SOURCE RECORDS.
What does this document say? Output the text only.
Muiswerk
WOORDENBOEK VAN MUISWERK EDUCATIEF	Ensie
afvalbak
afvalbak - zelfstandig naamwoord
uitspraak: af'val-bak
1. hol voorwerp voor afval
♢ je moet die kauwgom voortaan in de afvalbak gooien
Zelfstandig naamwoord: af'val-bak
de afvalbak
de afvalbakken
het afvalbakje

TASK TO CARRY OUT.
Reproduce each record exactly as it appears.

TASK ANSWER.
What does this document say? Output the text only.
Muiswerk
WOORDENBOEK VAN MUISWERK EDUCATIEF	Ensie
afvalbak
afvalbak - zelfstandig naamwoord
uitspraak: af'val-bak
1. hol voorwerp voor afval
♢ je moet die kauwgom voortaan in de afvalbak gooien
Zelfstandig naamwoord: af'val-bak
de afvalbak
de afvalbakken
het afvalbakje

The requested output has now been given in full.